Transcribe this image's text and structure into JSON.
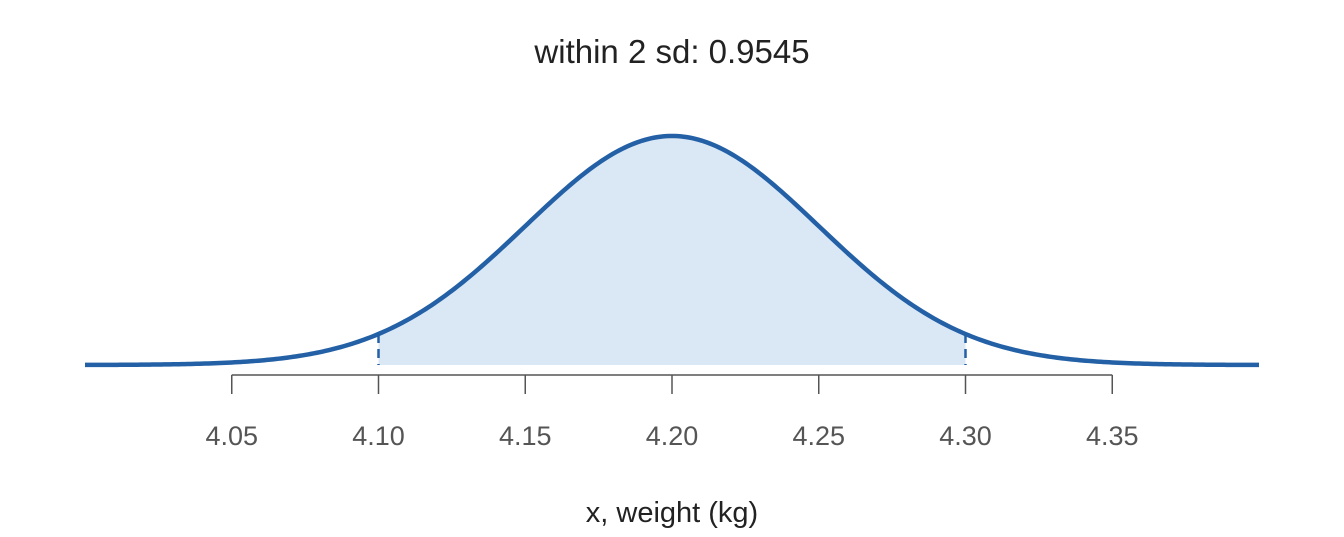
{
  "chart_data": {
    "type": "area",
    "title": "within 2 sd: 0.9545",
    "xlabel": "x, weight (kg)",
    "ylabel": "",
    "distribution": "normal",
    "mean": 4.2,
    "sd": 0.05,
    "xlim": [
      4.0,
      4.4
    ],
    "shaded_range": [
      4.1,
      4.3
    ],
    "x_ticks": [
      4.05,
      4.1,
      4.15,
      4.2,
      4.25,
      4.3,
      4.35
    ],
    "x_tick_labels": [
      "4.05",
      "4.10",
      "4.15",
      "4.20",
      "4.25",
      "4.30",
      "4.35"
    ],
    "grid": false,
    "colors": {
      "curve": "#2360a5",
      "shade": "#dae8f6",
      "axis": "#555555",
      "text": "#222222"
    }
  }
}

Challenge:
The records shown above are to be repeated exactly, with the pictures left out.

Exercise solution:
Transcribe this image's text and structure into JSON.
{
  "chart_data": {
    "type": "area",
    "title": "within 2 sd: 0.9545",
    "xlabel": "x, weight (kg)",
    "ylabel": "",
    "distribution": "normal",
    "mean": 4.2,
    "sd": 0.05,
    "xlim": [
      4.0,
      4.4
    ],
    "shaded_range": [
      4.1,
      4.3
    ],
    "x_ticks": [
      4.05,
      4.1,
      4.15,
      4.2,
      4.25,
      4.3,
      4.35
    ],
    "x_tick_labels": [
      "4.05",
      "4.10",
      "4.15",
      "4.20",
      "4.25",
      "4.30",
      "4.35"
    ],
    "grid": false,
    "colors": {
      "curve": "#2360a5",
      "shade": "#dae8f6",
      "axis": "#555555",
      "text": "#222222"
    }
  }
}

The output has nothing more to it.